● Given exercise
In the records below, pick out all lines containing the word "What".

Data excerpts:
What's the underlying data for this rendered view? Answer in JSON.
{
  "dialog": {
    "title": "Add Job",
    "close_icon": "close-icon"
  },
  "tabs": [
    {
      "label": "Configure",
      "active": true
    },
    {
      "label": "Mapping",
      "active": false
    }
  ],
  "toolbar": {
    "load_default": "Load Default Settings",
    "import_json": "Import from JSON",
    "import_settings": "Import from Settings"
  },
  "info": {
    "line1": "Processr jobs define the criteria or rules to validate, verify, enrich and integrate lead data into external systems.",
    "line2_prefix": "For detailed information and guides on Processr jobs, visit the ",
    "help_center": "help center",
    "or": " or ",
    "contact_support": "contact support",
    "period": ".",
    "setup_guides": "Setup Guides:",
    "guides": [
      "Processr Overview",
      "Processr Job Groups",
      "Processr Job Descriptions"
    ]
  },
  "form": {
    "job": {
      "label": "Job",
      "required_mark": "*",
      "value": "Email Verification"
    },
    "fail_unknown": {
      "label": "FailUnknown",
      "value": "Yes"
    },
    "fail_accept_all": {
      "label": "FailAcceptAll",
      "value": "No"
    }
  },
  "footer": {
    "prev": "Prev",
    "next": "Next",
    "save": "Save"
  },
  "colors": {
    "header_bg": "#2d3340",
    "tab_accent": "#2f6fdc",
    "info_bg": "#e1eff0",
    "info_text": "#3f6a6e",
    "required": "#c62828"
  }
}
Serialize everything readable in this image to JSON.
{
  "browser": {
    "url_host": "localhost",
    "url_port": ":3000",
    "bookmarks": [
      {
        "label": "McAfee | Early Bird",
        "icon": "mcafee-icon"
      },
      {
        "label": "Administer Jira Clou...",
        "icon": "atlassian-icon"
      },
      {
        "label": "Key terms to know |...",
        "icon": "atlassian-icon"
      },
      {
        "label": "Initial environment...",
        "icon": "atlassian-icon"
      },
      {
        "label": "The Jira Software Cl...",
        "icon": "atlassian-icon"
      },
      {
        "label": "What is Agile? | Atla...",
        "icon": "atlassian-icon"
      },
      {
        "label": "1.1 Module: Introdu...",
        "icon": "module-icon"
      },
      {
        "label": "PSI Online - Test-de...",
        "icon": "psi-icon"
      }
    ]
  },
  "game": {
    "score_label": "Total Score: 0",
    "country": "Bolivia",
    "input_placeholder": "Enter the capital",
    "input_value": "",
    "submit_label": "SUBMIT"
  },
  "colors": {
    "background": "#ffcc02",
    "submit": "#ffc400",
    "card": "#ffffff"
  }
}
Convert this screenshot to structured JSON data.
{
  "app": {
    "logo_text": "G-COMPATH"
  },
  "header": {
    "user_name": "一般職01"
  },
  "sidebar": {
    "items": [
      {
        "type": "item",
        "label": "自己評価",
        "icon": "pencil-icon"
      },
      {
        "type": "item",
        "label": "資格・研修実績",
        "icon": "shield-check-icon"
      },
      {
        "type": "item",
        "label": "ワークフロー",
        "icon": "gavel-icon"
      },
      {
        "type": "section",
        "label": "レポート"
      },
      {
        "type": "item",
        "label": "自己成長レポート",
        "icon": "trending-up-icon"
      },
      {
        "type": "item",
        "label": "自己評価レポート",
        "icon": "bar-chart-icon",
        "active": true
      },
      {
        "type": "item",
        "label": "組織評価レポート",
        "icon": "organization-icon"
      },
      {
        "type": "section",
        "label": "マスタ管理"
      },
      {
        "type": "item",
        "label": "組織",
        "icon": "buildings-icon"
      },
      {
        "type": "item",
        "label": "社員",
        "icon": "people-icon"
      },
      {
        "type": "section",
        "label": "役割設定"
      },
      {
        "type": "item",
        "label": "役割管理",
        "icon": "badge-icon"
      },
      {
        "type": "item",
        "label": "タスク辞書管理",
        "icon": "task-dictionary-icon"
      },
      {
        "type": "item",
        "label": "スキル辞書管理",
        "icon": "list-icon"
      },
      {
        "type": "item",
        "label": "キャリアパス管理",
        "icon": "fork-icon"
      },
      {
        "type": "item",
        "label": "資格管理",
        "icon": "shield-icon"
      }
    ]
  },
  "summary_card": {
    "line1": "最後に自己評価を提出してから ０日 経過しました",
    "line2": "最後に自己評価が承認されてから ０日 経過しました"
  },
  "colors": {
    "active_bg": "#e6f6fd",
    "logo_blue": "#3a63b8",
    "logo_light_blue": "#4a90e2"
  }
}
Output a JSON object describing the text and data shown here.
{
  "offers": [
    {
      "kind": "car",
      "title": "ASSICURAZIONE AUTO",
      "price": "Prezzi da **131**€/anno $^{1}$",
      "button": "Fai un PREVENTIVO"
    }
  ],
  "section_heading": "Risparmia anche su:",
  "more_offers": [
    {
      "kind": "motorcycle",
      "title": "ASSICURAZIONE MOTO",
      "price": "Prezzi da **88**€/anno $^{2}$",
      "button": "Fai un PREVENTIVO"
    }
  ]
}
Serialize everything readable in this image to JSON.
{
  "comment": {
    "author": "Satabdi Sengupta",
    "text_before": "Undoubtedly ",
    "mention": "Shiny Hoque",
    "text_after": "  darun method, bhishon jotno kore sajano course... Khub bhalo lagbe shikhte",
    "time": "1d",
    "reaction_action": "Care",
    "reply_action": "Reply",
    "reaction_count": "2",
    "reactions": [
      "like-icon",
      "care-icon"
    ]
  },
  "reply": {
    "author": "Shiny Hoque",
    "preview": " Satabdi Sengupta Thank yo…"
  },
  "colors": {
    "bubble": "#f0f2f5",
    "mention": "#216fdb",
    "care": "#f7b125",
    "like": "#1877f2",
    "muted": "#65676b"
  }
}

● Solution for this task
What's the underlying data for this rendered view? Answer in JSON.
        "label": "What is Agile? | Atla...",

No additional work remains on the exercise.